What is required
Retype the records that come next, word for word.

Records
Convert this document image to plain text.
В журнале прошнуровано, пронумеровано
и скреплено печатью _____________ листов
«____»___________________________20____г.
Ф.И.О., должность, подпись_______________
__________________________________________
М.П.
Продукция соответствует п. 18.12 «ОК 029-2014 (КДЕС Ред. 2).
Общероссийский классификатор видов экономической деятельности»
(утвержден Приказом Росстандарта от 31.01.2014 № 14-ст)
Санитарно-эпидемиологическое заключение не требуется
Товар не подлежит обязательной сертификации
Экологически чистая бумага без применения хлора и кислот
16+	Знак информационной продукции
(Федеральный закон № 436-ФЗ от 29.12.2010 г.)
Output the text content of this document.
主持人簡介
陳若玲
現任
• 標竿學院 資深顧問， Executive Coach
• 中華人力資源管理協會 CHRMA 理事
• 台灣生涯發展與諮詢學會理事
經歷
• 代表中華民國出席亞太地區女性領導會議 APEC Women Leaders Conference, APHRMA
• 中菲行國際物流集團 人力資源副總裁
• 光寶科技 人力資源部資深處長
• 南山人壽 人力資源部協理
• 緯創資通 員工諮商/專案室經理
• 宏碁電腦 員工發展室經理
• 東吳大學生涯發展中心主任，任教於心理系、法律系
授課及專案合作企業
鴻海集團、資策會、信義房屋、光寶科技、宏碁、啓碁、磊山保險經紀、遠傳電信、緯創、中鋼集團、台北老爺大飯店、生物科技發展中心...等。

Problem solution
Convert this document image to plain text.
В журнале прошнуровано, пронумеровано
и скреплено печатью _____________ листов
«____»___________________________20____г.
Ф.И.О., должность, подпись_______________
__________________________________________
М.П.
Продукция соответствует п. 18.12 «ОК 029-2014 (КДЕС Ред. 2).
Общероссийский классификатор видов экономической деятельности»
(утвержден Приказом Росстандарта от 31.01.2014 № 14-ст)
Санитарно-эпидемиологическое заключение не требуется
Товар не подлежит обязательной сертификации
Экологически чистая бумага без применения хлора и кислот
16+	Знак информационной продукции
(Федеральный закон № 436-ФЗ от 29.12.2010 г.)
Output the text content of this document.
主持人簡介
陳若玲
現任
• 標竿學院 資深顧問， Executive Coach
• 中華人力資源管理協會 CHRMA 理事
• 台灣生涯發展與諮詢學會理事
經歷
• 代表中華民國出席亞太地區女性領導會議 APEC Women Leaders Conference, APHRMA
• 中菲行國際物流集團 人力資源副總裁
• 光寶科技 人力資源部資深處長
• 南山人壽 人力資源部協理
• 緯創資通 員工諮商/專案室經理
• 宏碁電腦 員工發展室經理
• 東吳大學生涯發展中心主任，任教於心理系、法律系
授課及專案合作企業
鴻海集團、資策會、信義房屋、光寶科技、宏碁、啓碁、磊山保險經紀、遠傳電信、緯創、中鋼集團、台北老爺大飯店、生物科技發展中心...等。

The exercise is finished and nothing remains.